# Input for this task
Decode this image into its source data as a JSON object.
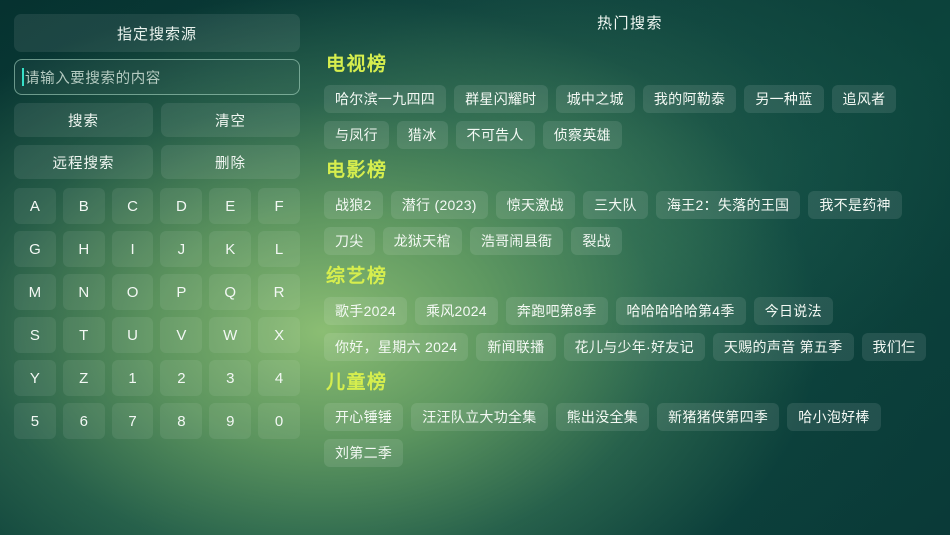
{
  "left_panel": {
    "source_header": "指定搜索源",
    "search_input": {
      "value": "",
      "placeholder": "请输入要搜索的内容"
    },
    "buttons": [
      {
        "label": "搜索"
      },
      {
        "label": "清空"
      },
      {
        "label": "远程搜索"
      },
      {
        "label": "删除"
      }
    ],
    "keyboard": [
      "A",
      "B",
      "C",
      "D",
      "E",
      "F",
      "G",
      "H",
      "I",
      "J",
      "K",
      "L",
      "M",
      "N",
      "O",
      "P",
      "Q",
      "R",
      "S",
      "T",
      "U",
      "V",
      "W",
      "X",
      "Y",
      "Z",
      "1",
      "2",
      "3",
      "4",
      "5",
      "6",
      "7",
      "8",
      "9",
      "0"
    ]
  },
  "right_panel": {
    "title": "热门搜索",
    "sections": [
      {
        "title": "电视榜",
        "items": [
          "哈尔滨一九四四",
          "群星闪耀时",
          "城中之城",
          "我的阿勒泰",
          "另一种蓝",
          "追风者",
          "与凤行",
          "猎冰",
          "不可告人",
          "侦察英雄"
        ]
      },
      {
        "title": "电影榜",
        "items": [
          "战狼2",
          "潜行 (2023)",
          "惊天激战",
          "三大队",
          "海王2：失落的王国",
          "我不是药神",
          "刀尖",
          "龙狱天棺",
          "浩哥闹县衙",
          "裂战"
        ]
      },
      {
        "title": "综艺榜",
        "items": [
          "歌手2024",
          "乘风2024",
          "奔跑吧第8季",
          "哈哈哈哈哈第4季",
          "今日说法",
          "你好，星期六 2024",
          "新闻联播",
          "花儿与少年·好友记",
          "天赐的声音 第五季",
          "我们仨"
        ]
      },
      {
        "title": "儿童榜",
        "items": [
          "开心锤锤",
          "汪汪队立大功全集",
          "熊出没全集",
          "新猪猪侠第四季",
          "哈小泡好棒",
          "刘第二季"
        ]
      }
    ]
  },
  "colors": {
    "section_title": "#d6ee4e",
    "caret": "#37e0c8",
    "chip_text": "#f4f9f4"
  }
}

# What this task involves
Do not include images; quote all of the entries above exactly.

# Answer
Decode this image into its source data as a JSON object.
{
  "left_panel": {
    "source_header": "指定搜索源",
    "search_input": {
      "value": "",
      "placeholder": "请输入要搜索的内容"
    },
    "buttons": [
      {
        "label": "搜索"
      },
      {
        "label": "清空"
      },
      {
        "label": "远程搜索"
      },
      {
        "label": "删除"
      }
    ],
    "keyboard": [
      "A",
      "B",
      "C",
      "D",
      "E",
      "F",
      "G",
      "H",
      "I",
      "J",
      "K",
      "L",
      "M",
      "N",
      "O",
      "P",
      "Q",
      "R",
      "S",
      "T",
      "U",
      "V",
      "W",
      "X",
      "Y",
      "Z",
      "1",
      "2",
      "3",
      "4",
      "5",
      "6",
      "7",
      "8",
      "9",
      "0"
    ]
  },
  "right_panel": {
    "title": "热门搜索",
    "sections": [
      {
        "title": "电视榜",
        "items": [
          "哈尔滨一九四四",
          "群星闪耀时",
          "城中之城",
          "我的阿勒泰",
          "另一种蓝",
          "追风者",
          "与凤行",
          "猎冰",
          "不可告人",
          "侦察英雄"
        ]
      },
      {
        "title": "电影榜",
        "items": [
          "战狼2",
          "潜行 (2023)",
          "惊天激战",
          "三大队",
          "海王2：失落的王国",
          "我不是药神",
          "刀尖",
          "龙狱天棺",
          "浩哥闹县衙",
          "裂战"
        ]
      },
      {
        "title": "综艺榜",
        "items": [
          "歌手2024",
          "乘风2024",
          "奔跑吧第8季",
          "哈哈哈哈哈第4季",
          "今日说法",
          "你好，星期六 2024",
          "新闻联播",
          "花儿与少年·好友记",
          "天赐的声音 第五季",
          "我们仨"
        ]
      },
      {
        "title": "儿童榜",
        "items": [
          "开心锤锤",
          "汪汪队立大功全集",
          "熊出没全集",
          "新猪猪侠第四季",
          "哈小泡好棒",
          "刘第二季"
        ]
      }
    ]
  },
  "colors": {
    "section_title": "#d6ee4e",
    "caret": "#37e0c8",
    "chip_text": "#f4f9f4"
  }
}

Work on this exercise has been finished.